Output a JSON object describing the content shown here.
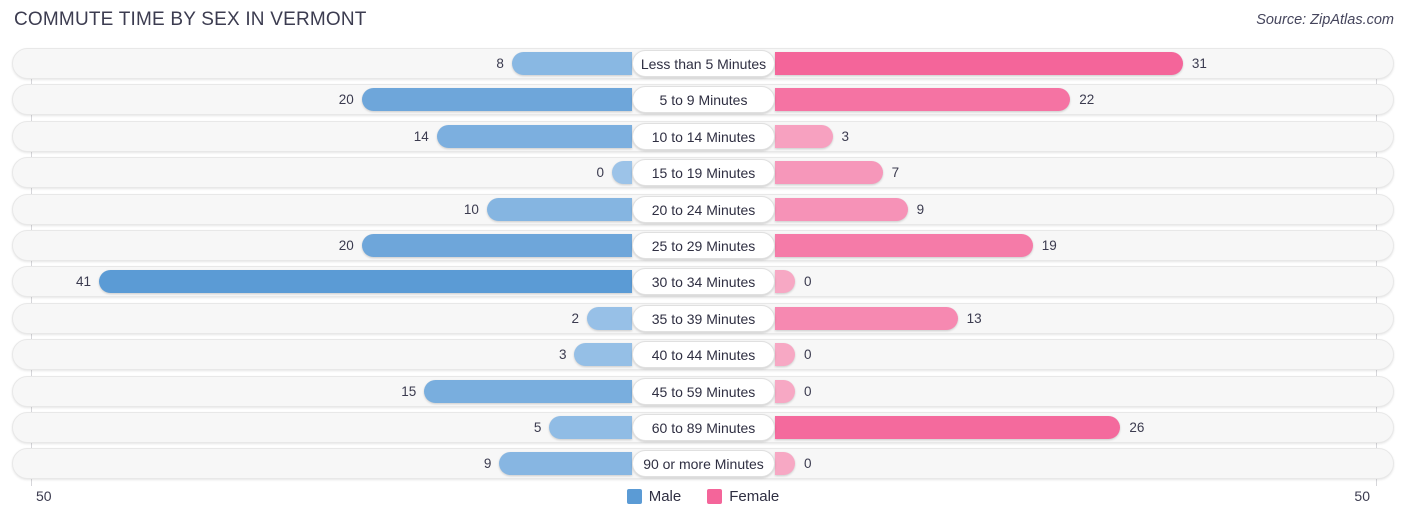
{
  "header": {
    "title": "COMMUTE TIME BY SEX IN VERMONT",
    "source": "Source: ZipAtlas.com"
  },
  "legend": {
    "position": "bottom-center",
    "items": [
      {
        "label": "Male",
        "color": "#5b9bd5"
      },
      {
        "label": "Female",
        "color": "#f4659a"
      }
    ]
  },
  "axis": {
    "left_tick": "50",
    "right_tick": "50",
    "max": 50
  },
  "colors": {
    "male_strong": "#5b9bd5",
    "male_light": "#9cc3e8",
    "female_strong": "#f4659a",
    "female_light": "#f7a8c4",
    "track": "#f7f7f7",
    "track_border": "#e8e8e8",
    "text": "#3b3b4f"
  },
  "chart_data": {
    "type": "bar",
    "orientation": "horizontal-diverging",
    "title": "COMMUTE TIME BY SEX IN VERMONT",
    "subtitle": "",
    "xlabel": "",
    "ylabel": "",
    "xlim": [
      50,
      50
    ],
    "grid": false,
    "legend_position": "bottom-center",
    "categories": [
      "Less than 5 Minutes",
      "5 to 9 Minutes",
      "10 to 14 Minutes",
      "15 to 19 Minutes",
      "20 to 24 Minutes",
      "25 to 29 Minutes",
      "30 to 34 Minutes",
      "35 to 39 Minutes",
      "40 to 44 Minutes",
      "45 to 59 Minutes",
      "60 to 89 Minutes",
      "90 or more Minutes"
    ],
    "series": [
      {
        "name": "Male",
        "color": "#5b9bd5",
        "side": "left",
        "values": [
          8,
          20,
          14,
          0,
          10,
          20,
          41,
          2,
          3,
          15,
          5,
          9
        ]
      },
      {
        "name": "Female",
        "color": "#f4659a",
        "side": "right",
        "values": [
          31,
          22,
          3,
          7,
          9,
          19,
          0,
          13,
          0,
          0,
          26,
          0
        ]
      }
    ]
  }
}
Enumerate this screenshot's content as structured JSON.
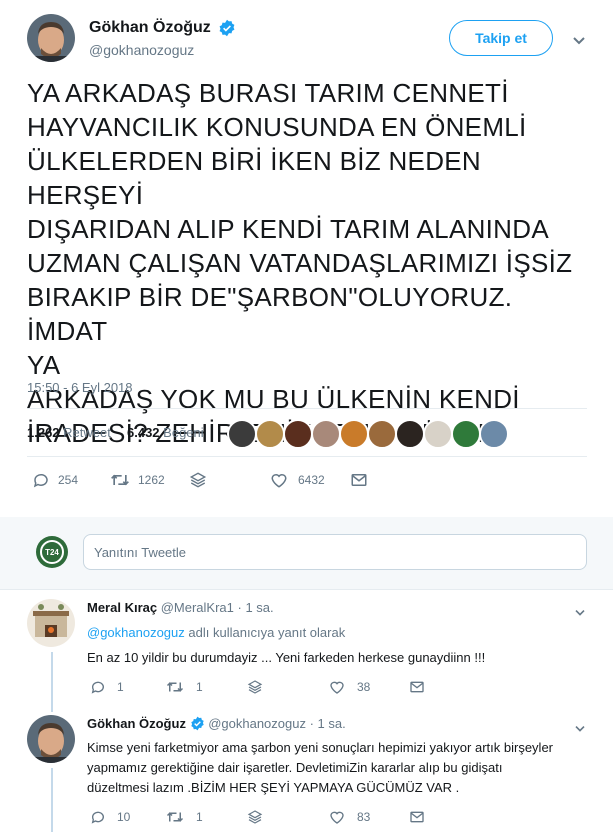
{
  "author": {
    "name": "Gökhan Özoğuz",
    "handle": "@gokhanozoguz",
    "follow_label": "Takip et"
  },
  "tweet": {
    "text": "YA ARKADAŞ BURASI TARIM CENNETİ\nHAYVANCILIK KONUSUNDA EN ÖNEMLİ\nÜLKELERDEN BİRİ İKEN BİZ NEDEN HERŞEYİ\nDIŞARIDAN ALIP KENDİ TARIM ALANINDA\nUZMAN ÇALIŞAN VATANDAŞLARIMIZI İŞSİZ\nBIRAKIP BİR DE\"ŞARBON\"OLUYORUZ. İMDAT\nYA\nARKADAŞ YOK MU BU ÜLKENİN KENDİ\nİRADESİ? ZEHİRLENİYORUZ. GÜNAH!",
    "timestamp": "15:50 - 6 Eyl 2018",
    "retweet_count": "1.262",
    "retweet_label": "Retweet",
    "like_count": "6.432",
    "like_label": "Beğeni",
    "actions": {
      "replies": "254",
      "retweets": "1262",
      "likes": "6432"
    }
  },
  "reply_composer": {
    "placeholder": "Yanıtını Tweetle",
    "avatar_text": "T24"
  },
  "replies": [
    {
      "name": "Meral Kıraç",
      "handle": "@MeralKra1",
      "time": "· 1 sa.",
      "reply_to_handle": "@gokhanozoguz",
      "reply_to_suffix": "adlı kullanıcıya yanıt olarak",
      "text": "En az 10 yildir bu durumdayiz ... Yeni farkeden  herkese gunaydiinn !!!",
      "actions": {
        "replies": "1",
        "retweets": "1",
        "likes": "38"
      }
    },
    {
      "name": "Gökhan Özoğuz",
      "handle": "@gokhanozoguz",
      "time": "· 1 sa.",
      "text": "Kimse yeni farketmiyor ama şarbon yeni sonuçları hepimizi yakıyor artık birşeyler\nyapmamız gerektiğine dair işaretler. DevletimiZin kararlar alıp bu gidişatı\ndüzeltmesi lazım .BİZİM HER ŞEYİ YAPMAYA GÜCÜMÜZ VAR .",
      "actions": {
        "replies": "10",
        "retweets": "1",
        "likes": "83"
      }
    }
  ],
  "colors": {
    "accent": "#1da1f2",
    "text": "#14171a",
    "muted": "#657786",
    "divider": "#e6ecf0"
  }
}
━━━━━━━━━━━━━━━━
- [WHAT IS EXPECTED]:
Look through the records and gather each line with the word "Gökhan".

- [FULL ANSWER]:
    "name": "Gökhan Özoğuz",
      "name": "Gökhan Özoğuz",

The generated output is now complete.